## REQUIRED TASK
Single out each line with the word "this" and copy it.

## WORKING DATA
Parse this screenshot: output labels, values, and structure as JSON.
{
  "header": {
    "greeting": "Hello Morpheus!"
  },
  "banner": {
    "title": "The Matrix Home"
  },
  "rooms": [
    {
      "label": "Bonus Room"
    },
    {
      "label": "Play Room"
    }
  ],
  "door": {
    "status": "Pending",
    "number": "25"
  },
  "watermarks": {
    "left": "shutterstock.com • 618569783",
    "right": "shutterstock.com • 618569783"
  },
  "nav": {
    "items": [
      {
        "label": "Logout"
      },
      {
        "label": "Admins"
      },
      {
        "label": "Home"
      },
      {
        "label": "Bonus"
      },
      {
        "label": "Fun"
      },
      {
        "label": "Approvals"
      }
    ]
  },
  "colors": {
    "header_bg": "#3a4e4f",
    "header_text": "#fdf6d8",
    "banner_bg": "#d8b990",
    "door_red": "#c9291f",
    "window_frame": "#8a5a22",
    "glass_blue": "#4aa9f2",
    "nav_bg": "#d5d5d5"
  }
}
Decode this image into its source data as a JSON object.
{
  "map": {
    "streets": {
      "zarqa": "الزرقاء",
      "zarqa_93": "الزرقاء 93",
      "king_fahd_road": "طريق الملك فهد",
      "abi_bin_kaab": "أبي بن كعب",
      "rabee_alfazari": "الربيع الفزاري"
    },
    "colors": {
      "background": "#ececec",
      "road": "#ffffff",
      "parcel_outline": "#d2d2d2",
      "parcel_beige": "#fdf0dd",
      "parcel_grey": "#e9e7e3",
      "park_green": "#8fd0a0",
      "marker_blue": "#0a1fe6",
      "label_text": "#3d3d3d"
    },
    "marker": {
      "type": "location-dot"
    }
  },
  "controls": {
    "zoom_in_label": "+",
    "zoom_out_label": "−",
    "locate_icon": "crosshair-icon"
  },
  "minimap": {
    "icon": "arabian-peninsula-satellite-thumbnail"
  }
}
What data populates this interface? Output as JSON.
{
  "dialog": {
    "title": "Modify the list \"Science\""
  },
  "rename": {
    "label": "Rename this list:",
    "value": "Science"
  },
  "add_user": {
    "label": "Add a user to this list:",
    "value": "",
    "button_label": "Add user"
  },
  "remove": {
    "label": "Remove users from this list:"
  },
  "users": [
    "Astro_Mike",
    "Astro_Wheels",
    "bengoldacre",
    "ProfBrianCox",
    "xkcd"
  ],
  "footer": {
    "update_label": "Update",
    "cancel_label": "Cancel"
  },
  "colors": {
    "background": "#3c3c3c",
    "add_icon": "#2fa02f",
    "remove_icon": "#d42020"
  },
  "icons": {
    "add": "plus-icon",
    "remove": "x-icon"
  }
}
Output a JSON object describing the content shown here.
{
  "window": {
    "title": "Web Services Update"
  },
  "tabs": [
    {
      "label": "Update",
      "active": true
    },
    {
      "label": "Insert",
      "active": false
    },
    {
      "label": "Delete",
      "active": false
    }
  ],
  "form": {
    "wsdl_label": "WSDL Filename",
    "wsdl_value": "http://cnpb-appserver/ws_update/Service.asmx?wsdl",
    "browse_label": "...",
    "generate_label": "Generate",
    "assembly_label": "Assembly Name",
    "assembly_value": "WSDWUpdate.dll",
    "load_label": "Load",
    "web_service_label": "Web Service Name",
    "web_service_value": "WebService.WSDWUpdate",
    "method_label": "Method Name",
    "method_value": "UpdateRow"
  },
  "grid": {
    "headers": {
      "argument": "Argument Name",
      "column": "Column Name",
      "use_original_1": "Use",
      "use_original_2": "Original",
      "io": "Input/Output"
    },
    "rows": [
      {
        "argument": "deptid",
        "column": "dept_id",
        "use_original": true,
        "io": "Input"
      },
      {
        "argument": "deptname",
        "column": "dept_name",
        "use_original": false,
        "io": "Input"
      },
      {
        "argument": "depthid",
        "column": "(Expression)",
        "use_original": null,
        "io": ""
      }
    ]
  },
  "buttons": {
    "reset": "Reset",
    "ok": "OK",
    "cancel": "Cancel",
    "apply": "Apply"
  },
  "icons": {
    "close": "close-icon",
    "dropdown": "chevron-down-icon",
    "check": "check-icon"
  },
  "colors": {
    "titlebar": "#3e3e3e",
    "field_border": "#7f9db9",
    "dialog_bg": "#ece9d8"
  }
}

## EXERCISE ANSWER
Parse this screenshot: output labels, values, and structure as JSON.
Decode this image into its source data as a JSON object.
What data populates this interface? Output as JSON.
    "label": "Rename this list:",
    "label": "Add a user to this list:",
    "label": "Remove users from this list:"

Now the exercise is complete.